◆ REQUIREMENTS ◆
Reproduce every entry below precisely; do not include the pictures.

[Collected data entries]
## BEGIN

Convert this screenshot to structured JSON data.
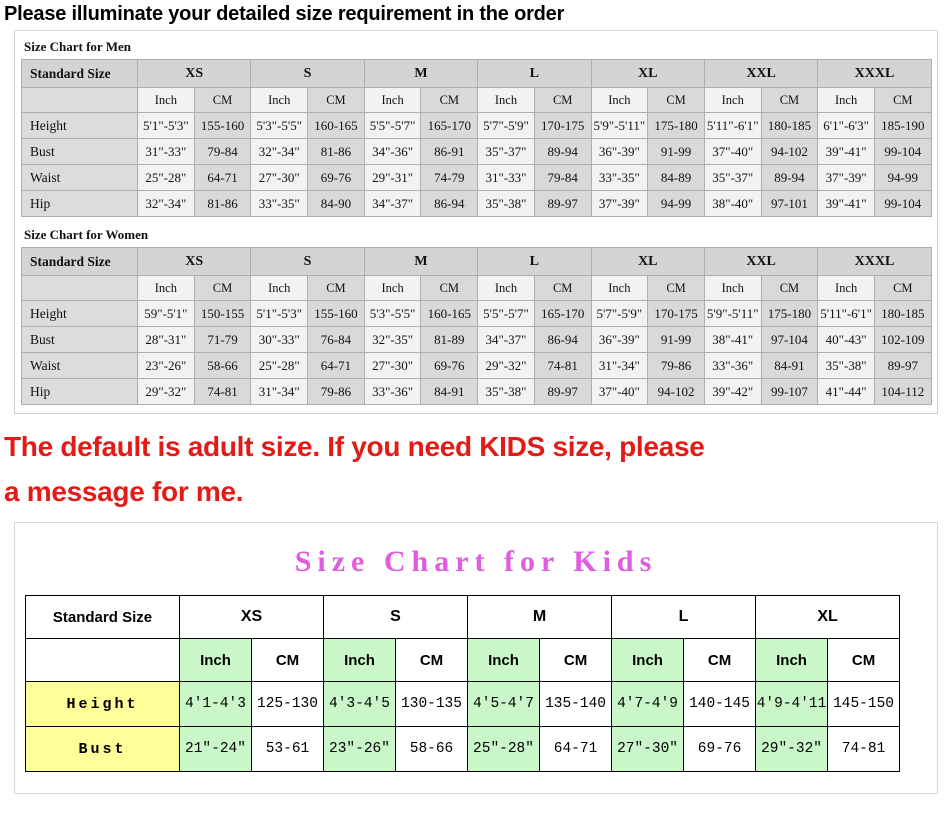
{
  "heading": "Please illuminate your detailed size requirement in the order",
  "adult": {
    "men": {
      "caption": "Size Chart for Men",
      "std_size_label": "Standard Size",
      "sizes": [
        "XS",
        "S",
        "M",
        "L",
        "XL",
        "XXL",
        "XXXL"
      ],
      "units": [
        "Inch",
        "CM"
      ],
      "rows": [
        {
          "label": "Height",
          "values": [
            "5'1\"-5'3\"",
            "155-160",
            "5'3\"-5'5\"",
            "160-165",
            "5'5\"-5'7\"",
            "165-170",
            "5'7\"-5'9\"",
            "170-175",
            "5'9\"-5'11\"",
            "175-180",
            "5'11\"-6'1\"",
            "180-185",
            "6'1\"-6'3\"",
            "185-190"
          ]
        },
        {
          "label": "Bust",
          "values": [
            "31\"-33\"",
            "79-84",
            "32\"-34\"",
            "81-86",
            "34\"-36\"",
            "86-91",
            "35\"-37\"",
            "89-94",
            "36\"-39\"",
            "91-99",
            "37\"-40\"",
            "94-102",
            "39\"-41\"",
            "99-104"
          ]
        },
        {
          "label": "Waist",
          "values": [
            "25\"-28\"",
            "64-71",
            "27\"-30\"",
            "69-76",
            "29\"-31\"",
            "74-79",
            "31\"-33\"",
            "79-84",
            "33\"-35\"",
            "84-89",
            "35\"-37\"",
            "89-94",
            "37\"-39\"",
            "94-99"
          ]
        },
        {
          "label": "Hip",
          "values": [
            "32\"-34\"",
            "81-86",
            "33\"-35\"",
            "84-90",
            "34\"-37\"",
            "86-94",
            "35\"-38\"",
            "89-97",
            "37\"-39\"",
            "94-99",
            "38\"-40\"",
            "97-101",
            "39\"-41\"",
            "99-104"
          ]
        }
      ]
    },
    "women": {
      "caption": "Size Chart for Women",
      "std_size_label": "Standard Size",
      "sizes": [
        "XS",
        "S",
        "M",
        "L",
        "XL",
        "XXL",
        "XXXL"
      ],
      "units": [
        "Inch",
        "CM"
      ],
      "rows": [
        {
          "label": "Height",
          "values": [
            "59\"-5'1\"",
            "150-155",
            "5'1\"-5'3\"",
            "155-160",
            "5'3\"-5'5\"",
            "160-165",
            "5'5\"-5'7\"",
            "165-170",
            "5'7\"-5'9\"",
            "170-175",
            "5'9\"-5'11\"",
            "175-180",
            "5'11\"-6'1\"",
            "180-185"
          ]
        },
        {
          "label": "Bust",
          "values": [
            "28\"-31\"",
            "71-79",
            "30\"-33\"",
            "76-84",
            "32\"-35\"",
            "81-89",
            "34\"-37\"",
            "86-94",
            "36\"-39\"",
            "91-99",
            "38\"-41\"",
            "97-104",
            "40\"-43\"",
            "102-109"
          ]
        },
        {
          "label": "Waist",
          "values": [
            "23\"-26\"",
            "58-66",
            "25\"-28\"",
            "64-71",
            "27\"-30\"",
            "69-76",
            "29\"-32\"",
            "74-81",
            "31\"-34\"",
            "79-86",
            "33\"-36\"",
            "84-91",
            "35\"-38\"",
            "89-97"
          ]
        },
        {
          "label": "Hip",
          "values": [
            "29\"-32\"",
            "74-81",
            "31\"-34\"",
            "79-86",
            "33\"-36\"",
            "84-91",
            "35\"-38\"",
            "89-97",
            "37\"-40\"",
            "94-102",
            "39\"-42\"",
            "99-107",
            "41\"-44\"",
            "104-112"
          ]
        }
      ]
    }
  },
  "notice": {
    "line1": "The default is adult size. If you need KIDS size, please",
    "line2": "a message for me."
  },
  "kids": {
    "title": "Size Chart for Kids",
    "std_size_label": "Standard Size",
    "sizes": [
      "XS",
      "S",
      "M",
      "L",
      "XL"
    ],
    "units": [
      "Inch",
      "CM"
    ],
    "rows": [
      {
        "label": "Height",
        "values": [
          "4'1-4'3",
          "125-130",
          "4'3-4'5",
          "130-135",
          "4'5-4'7",
          "135-140",
          "4'7-4'9",
          "140-145",
          "4'9-4'11",
          "145-150"
        ]
      },
      {
        "label": "Bust",
        "values": [
          "21″-24″",
          "53-61",
          "23″-26″",
          "58-66",
          "25″-28″",
          "64-71",
          "27″-30″",
          "69-76",
          "29″-32″",
          "74-81"
        ]
      }
    ]
  },
  "colors": {
    "notice_red": "#e31b16",
    "kids_title_pink": "#e05ce0",
    "kids_inch_green": "#c9f7c9",
    "kids_label_yellow": "#ffff99",
    "adult_header_grey": "#d4d4d4"
  }
}
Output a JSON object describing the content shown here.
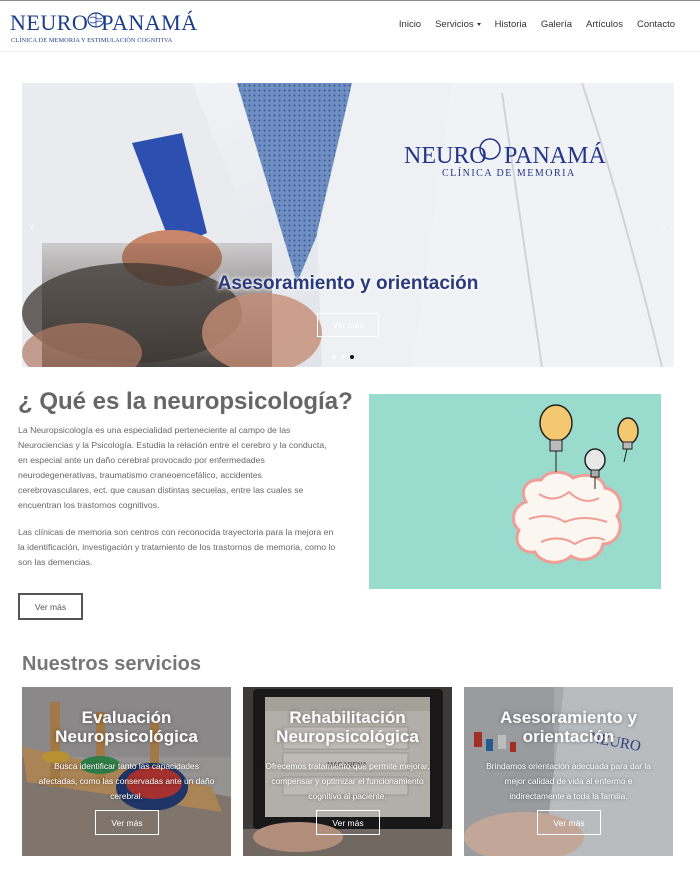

## END

◆ ANSWER FOR THE TASK ◆
Convert this screenshot to structured JSON data.
{
  "heading": "Please illuminate your detailed size requirement in the order",
  "adult": {
    "men": {
      "caption": "Size Chart for Men",
      "std_size_label": "Standard Size",
      "sizes": [
        "XS",
        "S",
        "M",
        "L",
        "XL",
        "XXL",
        "XXXL"
      ],
      "units": [
        "Inch",
        "CM"
      ],
      "rows": [
        {
          "label": "Height",
          "values": [
            "5'1\"-5'3\"",
            "155-160",
            "5'3\"-5'5\"",
            "160-165",
            "5'5\"-5'7\"",
            "165-170",
            "5'7\"-5'9\"",
            "170-175",
            "5'9\"-5'11\"",
            "175-180",
            "5'11\"-6'1\"",
            "180-185",
            "6'1\"-6'3\"",
            "185-190"
          ]
        },
        {
          "label": "Bust",
          "values": [
            "31\"-33\"",
            "79-84",
            "32\"-34\"",
            "81-86",
            "34\"-36\"",
            "86-91",
            "35\"-37\"",
            "89-94",
            "36\"-39\"",
            "91-99",
            "37\"-40\"",
            "94-102",
            "39\"-41\"",
            "99-104"
          ]
        },
        {
          "label": "Waist",
          "values": [
            "25\"-28\"",
            "64-71",
            "27\"-30\"",
            "69-76",
            "29\"-31\"",
            "74-79",
            "31\"-33\"",
            "79-84",
            "33\"-35\"",
            "84-89",
            "35\"-37\"",
            "89-94",
            "37\"-39\"",
            "94-99"
          ]
        },
        {
          "label": "Hip",
          "values": [
            "32\"-34\"",
            "81-86",
            "33\"-35\"",
            "84-90",
            "34\"-37\"",
            "86-94",
            "35\"-38\"",
            "89-97",
            "37\"-39\"",
            "94-99",
            "38\"-40\"",
            "97-101",
            "39\"-41\"",
            "99-104"
          ]
        }
      ]
    },
    "women": {
      "caption": "Size Chart for Women",
      "std_size_label": "Standard Size",
      "sizes": [
        "XS",
        "S",
        "M",
        "L",
        "XL",
        "XXL",
        "XXXL"
      ],
      "units": [
        "Inch",
        "CM"
      ],
      "rows": [
        {
          "label": "Height",
          "values": [
            "59\"-5'1\"",
            "150-155",
            "5'1\"-5'3\"",
            "155-160",
            "5'3\"-5'5\"",
            "160-165",
            "5'5\"-5'7\"",
            "165-170",
            "5'7\"-5'9\"",
            "170-175",
            "5'9\"-5'11\"",
            "175-180",
            "5'11\"-6'1\"",
            "180-185"
          ]
        },
        {
          "label": "Bust",
          "values": [
            "28\"-31\"",
            "71-79",
            "30\"-33\"",
            "76-84",
            "32\"-35\"",
            "81-89",
            "34\"-37\"",
            "86-94",
            "36\"-39\"",
            "91-99",
            "38\"-41\"",
            "97-104",
            "40\"-43\"",
            "102-109"
          ]
        },
        {
          "label": "Waist",
          "values": [
            "23\"-26\"",
            "58-66",
            "25\"-28\"",
            "64-71",
            "27\"-30\"",
            "69-76",
            "29\"-32\"",
            "74-81",
            "31\"-34\"",
            "79-86",
            "33\"-36\"",
            "84-91",
            "35\"-38\"",
            "89-97"
          ]
        },
        {
          "label": "Hip",
          "values": [
            "29\"-32\"",
            "74-81",
            "31\"-34\"",
            "79-86",
            "33\"-36\"",
            "84-91",
            "35\"-38\"",
            "89-97",
            "37\"-40\"",
            "94-102",
            "39\"-42\"",
            "99-107",
            "41\"-44\"",
            "104-112"
          ]
        }
      ]
    }
  },
  "notice": {
    "line1": "The default is adult size. If you need KIDS size, please",
    "line2": "a message for me."
  },
  "kids": {
    "title": "Size Chart for Kids",
    "std_size_label": "Standard Size",
    "sizes": [
      "XS",
      "S",
      "M",
      "L",
      "XL"
    ],
    "units": [
      "Inch",
      "CM"
    ],
    "rows": [
      {
        "label": "Height",
        "values": [
          "4'1-4'3",
          "125-130",
          "4'3-4'5",
          "130-135",
          "4'5-4'7",
          "135-140",
          "4'7-4'9",
          "140-145",
          "4'9-4'11",
          "145-150"
        ]
      },
      {
        "label": "Bust",
        "values": [
          "21″-24″",
          "53-61",
          "23″-26″",
          "58-66",
          "25″-28″",
          "64-71",
          "27″-30″",
          "69-76",
          "29″-32″",
          "74-81"
        ]
      }
    ]
  },
  "colors": {
    "notice_red": "#e31b16",
    "kids_title_pink": "#e05ce0",
    "kids_inch_green": "#c9f7c9",
    "kids_label_yellow": "#ffff99",
    "adult_header_grey": "#d4d4d4"
  }
}
Output a JSON object describing the content shown here.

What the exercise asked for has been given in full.